Report back each line of the records that contains the string "JSON".
[START Dataset content]
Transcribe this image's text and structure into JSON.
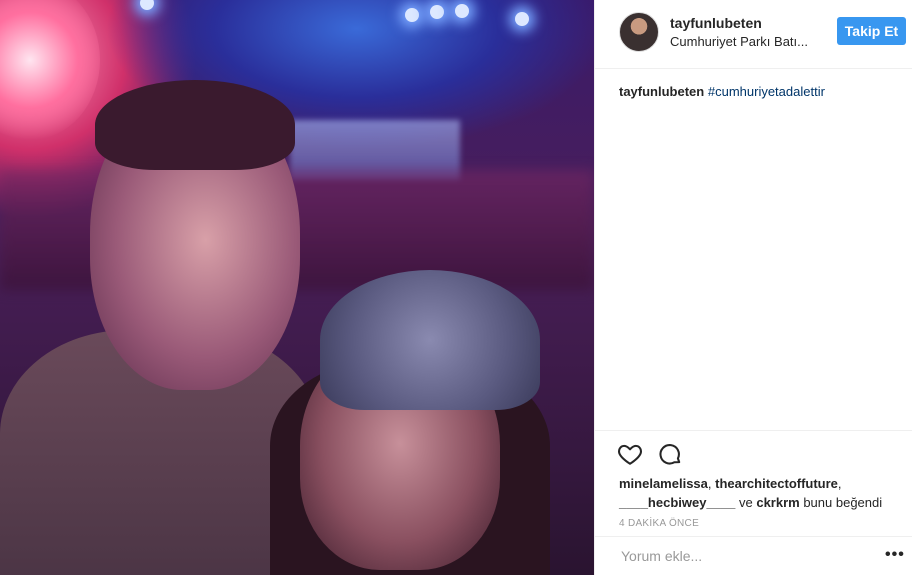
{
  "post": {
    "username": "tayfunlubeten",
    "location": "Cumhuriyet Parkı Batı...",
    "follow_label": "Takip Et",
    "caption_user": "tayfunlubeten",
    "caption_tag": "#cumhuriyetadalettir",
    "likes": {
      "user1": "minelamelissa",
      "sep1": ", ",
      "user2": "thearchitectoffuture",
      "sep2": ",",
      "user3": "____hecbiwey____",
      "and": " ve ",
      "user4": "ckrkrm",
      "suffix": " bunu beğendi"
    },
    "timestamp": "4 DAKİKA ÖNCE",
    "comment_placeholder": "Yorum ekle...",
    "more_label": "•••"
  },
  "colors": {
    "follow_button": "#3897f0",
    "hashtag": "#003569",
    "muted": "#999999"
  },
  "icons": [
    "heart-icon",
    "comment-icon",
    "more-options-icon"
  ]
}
[END Dataset content]
[START Dataset content]
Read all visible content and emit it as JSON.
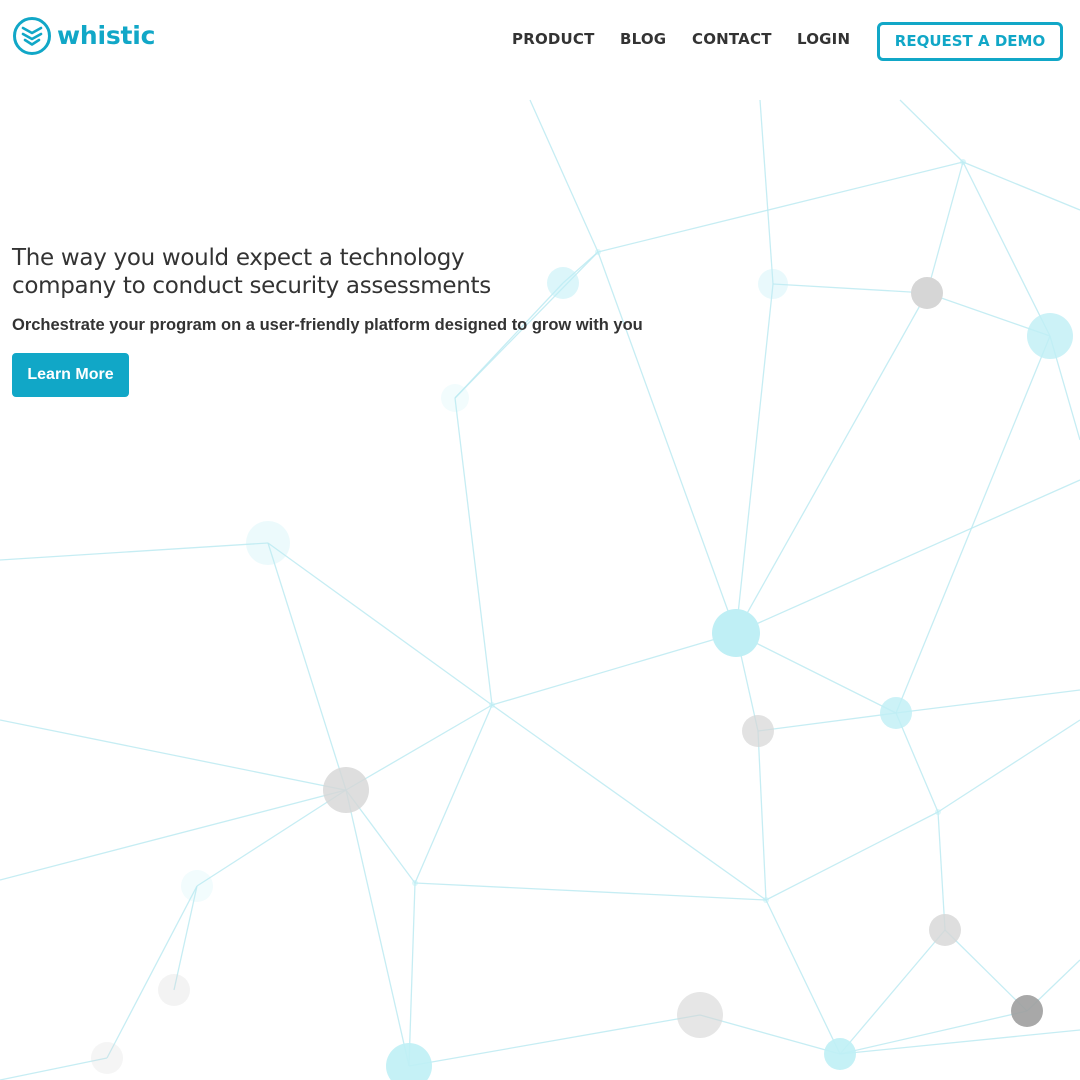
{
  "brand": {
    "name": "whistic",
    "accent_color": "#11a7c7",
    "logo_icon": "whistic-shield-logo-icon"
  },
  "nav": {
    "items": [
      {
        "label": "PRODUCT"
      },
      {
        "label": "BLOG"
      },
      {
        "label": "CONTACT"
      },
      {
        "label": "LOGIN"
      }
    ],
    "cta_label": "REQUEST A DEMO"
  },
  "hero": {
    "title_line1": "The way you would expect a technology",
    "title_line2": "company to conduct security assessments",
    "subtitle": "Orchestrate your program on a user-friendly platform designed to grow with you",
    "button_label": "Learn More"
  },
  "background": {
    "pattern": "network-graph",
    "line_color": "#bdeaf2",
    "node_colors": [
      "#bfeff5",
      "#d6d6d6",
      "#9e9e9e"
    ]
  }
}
[END Dataset content]
[START Dataset content]
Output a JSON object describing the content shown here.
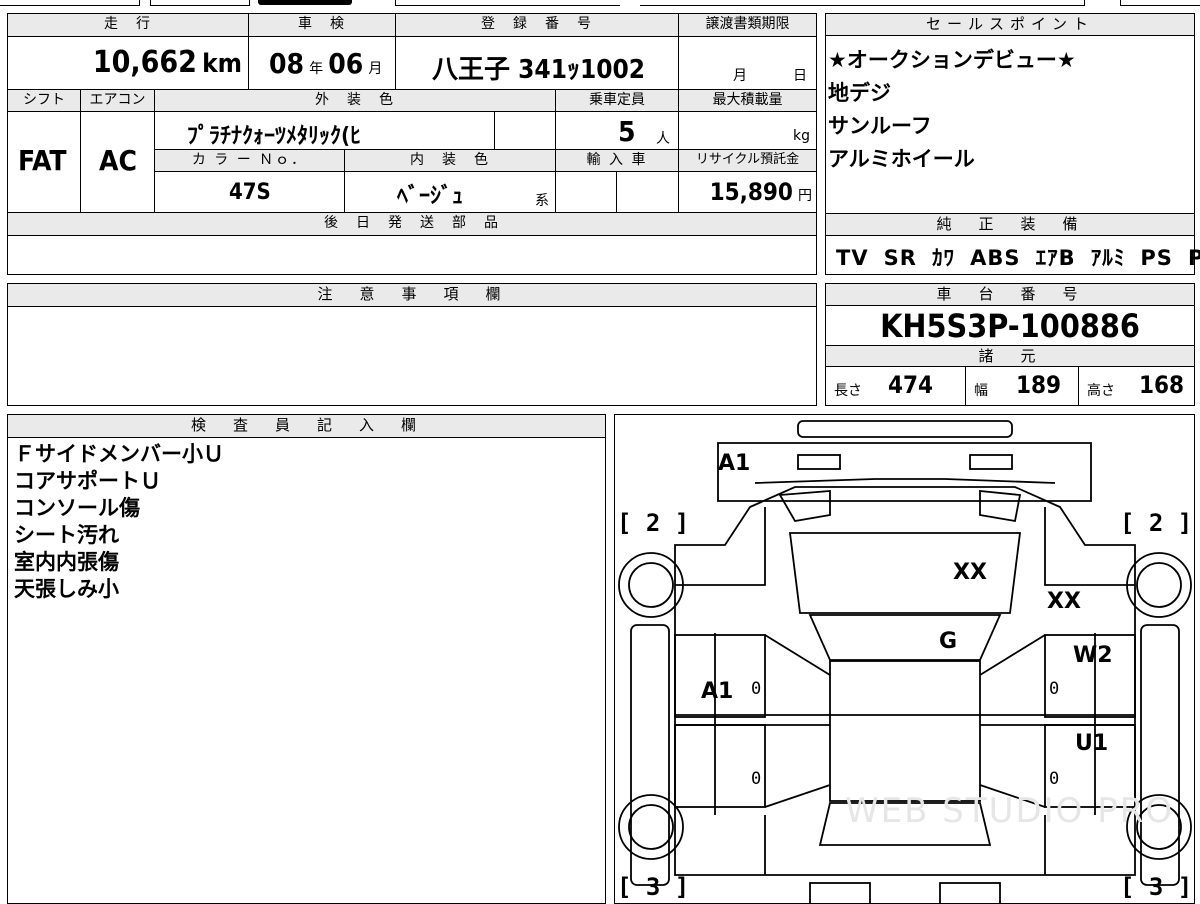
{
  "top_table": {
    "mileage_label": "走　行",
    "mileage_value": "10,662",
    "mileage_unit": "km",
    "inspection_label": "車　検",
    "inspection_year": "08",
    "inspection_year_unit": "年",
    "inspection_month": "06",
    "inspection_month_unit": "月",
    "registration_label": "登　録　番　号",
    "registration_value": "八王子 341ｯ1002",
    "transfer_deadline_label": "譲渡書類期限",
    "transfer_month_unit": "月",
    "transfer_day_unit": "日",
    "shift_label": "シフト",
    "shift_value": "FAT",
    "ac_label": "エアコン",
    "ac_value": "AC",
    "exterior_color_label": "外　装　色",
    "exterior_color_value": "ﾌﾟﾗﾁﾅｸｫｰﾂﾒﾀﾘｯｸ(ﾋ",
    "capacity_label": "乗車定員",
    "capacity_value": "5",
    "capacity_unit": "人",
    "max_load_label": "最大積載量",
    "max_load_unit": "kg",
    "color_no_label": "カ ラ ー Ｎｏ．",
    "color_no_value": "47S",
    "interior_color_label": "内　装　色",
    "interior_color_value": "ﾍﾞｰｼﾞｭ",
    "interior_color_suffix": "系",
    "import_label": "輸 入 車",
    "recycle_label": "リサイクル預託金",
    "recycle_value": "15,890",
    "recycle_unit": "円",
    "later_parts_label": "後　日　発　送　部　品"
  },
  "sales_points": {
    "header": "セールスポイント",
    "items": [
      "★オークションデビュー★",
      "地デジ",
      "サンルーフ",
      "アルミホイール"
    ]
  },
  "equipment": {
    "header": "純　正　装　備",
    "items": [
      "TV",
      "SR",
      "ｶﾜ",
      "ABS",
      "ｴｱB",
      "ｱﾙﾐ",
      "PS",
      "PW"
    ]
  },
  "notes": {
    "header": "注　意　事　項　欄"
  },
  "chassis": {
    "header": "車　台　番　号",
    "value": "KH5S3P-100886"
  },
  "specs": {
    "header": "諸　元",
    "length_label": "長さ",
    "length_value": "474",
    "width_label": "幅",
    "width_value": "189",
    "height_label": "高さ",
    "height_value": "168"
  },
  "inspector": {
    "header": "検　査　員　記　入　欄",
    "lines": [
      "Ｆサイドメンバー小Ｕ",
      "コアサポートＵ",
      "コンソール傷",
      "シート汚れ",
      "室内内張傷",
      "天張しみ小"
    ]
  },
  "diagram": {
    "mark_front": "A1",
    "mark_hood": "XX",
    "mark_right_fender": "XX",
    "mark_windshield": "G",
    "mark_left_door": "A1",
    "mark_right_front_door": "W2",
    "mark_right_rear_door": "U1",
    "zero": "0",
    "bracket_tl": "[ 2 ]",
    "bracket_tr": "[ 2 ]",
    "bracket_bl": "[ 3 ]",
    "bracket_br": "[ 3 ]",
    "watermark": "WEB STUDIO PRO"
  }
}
[END Dataset content]
» **Full output**:
Transcribe this image's text and structure into JSON.
Read all visible content and emit it as JSON.
Output a JSON object describing the content shown here.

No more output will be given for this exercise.